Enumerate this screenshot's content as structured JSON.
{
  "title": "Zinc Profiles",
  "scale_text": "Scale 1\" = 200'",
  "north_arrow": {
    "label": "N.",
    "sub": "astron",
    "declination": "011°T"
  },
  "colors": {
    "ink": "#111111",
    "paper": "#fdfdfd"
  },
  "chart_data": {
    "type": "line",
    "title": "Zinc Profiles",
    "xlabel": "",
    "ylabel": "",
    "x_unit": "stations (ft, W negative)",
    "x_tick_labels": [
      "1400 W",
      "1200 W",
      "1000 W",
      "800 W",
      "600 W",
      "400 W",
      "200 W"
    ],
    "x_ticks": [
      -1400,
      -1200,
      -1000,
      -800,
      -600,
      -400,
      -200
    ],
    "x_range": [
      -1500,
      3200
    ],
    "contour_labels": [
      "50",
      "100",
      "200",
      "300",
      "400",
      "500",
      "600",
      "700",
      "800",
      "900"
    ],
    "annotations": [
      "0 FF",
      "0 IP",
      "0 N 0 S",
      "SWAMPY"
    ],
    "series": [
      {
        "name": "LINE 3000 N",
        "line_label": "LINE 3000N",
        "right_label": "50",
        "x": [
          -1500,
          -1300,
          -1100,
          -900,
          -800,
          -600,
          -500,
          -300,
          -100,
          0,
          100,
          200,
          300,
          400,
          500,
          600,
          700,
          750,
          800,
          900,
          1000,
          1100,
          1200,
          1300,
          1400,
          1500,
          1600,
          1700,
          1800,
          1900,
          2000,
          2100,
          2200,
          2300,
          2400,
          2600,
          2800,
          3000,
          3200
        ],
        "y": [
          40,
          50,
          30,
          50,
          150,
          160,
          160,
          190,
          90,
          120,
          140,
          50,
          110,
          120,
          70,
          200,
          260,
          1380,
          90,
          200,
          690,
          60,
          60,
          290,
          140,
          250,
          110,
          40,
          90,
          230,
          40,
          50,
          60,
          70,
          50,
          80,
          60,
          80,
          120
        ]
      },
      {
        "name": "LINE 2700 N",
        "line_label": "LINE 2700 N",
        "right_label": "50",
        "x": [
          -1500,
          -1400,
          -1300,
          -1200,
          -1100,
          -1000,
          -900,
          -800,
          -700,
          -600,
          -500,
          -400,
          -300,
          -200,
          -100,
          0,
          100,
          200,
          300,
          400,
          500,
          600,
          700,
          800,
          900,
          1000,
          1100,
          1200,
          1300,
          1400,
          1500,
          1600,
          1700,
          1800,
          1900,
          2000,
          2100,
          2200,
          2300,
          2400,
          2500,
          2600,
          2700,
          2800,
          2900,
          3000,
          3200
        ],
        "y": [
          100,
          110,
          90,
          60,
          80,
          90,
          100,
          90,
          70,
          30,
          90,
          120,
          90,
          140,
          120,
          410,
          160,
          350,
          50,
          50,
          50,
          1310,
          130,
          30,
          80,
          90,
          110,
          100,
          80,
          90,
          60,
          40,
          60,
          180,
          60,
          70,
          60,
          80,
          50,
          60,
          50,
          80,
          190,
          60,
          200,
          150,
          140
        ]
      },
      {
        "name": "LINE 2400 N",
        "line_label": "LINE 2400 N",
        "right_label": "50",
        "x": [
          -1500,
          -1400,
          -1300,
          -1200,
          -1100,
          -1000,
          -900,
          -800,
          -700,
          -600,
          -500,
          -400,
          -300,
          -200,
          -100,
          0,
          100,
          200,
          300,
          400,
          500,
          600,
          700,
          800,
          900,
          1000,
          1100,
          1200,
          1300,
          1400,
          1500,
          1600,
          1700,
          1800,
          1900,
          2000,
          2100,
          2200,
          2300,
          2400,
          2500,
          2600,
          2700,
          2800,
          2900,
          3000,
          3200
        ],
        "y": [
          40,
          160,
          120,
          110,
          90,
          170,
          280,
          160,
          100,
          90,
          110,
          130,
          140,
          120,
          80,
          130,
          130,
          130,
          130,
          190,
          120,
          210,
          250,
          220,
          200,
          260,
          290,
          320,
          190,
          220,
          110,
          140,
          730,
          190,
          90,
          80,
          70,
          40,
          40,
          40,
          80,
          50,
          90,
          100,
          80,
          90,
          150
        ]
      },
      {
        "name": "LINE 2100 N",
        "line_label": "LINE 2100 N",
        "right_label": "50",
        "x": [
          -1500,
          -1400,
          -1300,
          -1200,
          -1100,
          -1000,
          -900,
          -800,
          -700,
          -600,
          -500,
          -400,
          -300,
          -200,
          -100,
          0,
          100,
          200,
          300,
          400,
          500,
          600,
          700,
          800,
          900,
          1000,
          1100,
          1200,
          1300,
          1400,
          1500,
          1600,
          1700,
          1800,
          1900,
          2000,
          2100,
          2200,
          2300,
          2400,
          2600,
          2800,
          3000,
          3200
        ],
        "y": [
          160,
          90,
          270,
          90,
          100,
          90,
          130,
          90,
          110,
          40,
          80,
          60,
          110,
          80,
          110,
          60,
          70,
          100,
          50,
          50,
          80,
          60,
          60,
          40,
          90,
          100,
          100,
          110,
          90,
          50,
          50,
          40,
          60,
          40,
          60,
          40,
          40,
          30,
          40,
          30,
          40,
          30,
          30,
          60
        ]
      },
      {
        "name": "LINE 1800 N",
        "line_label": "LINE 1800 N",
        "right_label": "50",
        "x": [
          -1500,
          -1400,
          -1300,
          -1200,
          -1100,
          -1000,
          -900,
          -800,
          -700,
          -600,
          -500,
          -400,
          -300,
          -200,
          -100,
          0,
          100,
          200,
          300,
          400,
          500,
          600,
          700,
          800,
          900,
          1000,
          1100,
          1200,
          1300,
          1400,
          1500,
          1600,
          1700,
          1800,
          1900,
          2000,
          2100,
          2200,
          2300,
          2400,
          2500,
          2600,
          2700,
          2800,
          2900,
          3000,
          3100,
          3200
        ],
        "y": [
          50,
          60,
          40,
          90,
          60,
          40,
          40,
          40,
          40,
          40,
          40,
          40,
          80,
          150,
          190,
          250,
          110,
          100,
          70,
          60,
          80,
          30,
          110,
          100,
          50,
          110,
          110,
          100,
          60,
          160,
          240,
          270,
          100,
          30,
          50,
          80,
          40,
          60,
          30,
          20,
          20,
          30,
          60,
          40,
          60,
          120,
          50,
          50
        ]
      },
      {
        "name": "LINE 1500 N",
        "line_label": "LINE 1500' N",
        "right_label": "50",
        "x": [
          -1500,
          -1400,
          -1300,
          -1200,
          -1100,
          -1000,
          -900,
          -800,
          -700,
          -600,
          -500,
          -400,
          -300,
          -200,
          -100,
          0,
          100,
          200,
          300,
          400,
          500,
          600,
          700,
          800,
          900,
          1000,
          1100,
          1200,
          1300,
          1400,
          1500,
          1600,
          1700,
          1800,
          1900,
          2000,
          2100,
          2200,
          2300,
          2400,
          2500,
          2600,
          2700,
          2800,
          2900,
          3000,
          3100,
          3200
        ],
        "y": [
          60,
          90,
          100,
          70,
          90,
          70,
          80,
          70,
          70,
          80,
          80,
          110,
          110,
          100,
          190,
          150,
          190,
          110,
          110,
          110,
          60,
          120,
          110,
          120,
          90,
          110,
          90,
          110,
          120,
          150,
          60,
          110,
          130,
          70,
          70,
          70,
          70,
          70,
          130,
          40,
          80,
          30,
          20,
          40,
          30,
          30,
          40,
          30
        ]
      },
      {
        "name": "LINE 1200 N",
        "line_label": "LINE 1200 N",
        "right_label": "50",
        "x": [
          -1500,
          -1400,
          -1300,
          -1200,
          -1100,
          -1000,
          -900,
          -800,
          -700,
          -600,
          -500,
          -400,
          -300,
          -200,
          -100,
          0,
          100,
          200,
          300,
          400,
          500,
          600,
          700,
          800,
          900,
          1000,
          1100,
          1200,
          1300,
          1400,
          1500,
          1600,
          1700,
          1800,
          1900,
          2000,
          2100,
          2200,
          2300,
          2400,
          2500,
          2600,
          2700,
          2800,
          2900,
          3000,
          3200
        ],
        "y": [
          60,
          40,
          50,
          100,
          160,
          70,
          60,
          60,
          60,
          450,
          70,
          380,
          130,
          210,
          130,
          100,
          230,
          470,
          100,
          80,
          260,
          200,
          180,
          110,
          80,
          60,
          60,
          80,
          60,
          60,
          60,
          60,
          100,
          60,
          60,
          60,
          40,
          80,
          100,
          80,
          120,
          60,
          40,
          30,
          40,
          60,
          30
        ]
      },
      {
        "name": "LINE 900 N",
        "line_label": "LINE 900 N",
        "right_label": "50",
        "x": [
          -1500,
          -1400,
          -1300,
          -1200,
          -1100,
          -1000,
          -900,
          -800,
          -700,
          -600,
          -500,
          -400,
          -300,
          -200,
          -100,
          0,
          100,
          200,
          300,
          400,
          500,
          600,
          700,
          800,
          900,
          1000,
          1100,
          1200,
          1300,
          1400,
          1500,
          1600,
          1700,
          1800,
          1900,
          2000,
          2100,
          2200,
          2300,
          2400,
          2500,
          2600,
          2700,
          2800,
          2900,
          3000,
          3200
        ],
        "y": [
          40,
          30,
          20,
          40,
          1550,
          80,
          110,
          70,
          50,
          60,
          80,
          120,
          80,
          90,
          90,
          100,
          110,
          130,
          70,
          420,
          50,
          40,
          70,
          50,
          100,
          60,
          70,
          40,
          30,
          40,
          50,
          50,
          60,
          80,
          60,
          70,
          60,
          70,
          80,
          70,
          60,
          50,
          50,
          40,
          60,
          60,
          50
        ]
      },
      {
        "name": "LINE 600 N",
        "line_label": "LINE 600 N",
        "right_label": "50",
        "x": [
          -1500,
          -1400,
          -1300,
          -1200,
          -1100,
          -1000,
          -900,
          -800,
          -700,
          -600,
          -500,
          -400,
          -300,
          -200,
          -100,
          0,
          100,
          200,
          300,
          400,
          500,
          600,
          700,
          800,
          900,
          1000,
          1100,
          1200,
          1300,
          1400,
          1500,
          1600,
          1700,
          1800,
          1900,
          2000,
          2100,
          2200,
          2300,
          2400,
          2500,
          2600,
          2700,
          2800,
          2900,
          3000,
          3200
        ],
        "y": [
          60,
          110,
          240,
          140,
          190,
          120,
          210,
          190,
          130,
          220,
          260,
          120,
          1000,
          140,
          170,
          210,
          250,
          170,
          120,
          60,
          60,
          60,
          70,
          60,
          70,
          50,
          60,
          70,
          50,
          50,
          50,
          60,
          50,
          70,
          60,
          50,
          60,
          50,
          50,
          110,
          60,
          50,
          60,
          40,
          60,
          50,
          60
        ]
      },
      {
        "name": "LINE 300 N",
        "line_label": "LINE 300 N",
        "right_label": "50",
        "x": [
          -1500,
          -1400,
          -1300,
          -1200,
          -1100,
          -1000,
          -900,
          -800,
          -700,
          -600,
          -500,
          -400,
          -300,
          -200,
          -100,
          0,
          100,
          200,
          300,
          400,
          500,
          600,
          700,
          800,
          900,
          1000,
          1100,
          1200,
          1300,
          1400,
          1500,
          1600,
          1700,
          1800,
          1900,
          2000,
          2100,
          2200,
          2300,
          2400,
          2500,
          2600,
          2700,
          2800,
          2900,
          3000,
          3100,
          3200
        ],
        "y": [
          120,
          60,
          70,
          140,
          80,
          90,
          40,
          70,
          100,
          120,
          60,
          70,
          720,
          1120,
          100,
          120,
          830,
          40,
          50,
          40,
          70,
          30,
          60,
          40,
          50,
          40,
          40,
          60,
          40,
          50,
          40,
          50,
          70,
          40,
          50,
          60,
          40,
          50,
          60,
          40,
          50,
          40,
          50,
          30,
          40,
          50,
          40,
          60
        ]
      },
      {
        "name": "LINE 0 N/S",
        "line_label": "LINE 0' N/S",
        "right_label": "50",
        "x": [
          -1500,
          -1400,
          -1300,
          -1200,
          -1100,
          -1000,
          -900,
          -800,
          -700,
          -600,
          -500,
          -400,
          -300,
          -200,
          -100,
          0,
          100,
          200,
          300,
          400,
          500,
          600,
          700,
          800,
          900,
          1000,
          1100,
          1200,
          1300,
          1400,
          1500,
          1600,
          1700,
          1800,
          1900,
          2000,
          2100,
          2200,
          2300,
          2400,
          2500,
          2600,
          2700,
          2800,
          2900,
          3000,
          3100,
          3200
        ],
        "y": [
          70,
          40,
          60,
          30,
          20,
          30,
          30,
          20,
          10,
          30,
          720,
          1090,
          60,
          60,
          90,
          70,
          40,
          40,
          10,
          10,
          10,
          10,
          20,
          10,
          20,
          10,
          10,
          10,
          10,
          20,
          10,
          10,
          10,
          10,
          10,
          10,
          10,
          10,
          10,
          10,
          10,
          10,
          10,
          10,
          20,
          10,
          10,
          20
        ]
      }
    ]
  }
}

..............................

Look over the listing. Pull out every line with the string "name" in it.

* Response
        "name": "LINE 3000 N",
        "name": "LINE 2700 N",
        "name": "LINE 2400 N",
        "name": "LINE 2100 N",
        "name": "LINE 1800 N",
        "name": "LINE 1500 N",
        "name": "LINE 1200 N",
        "name": "LINE 900 N",
        "name": "LINE 600 N",
        "name": "LINE 300 N",
        "name": "LINE 0 N/S",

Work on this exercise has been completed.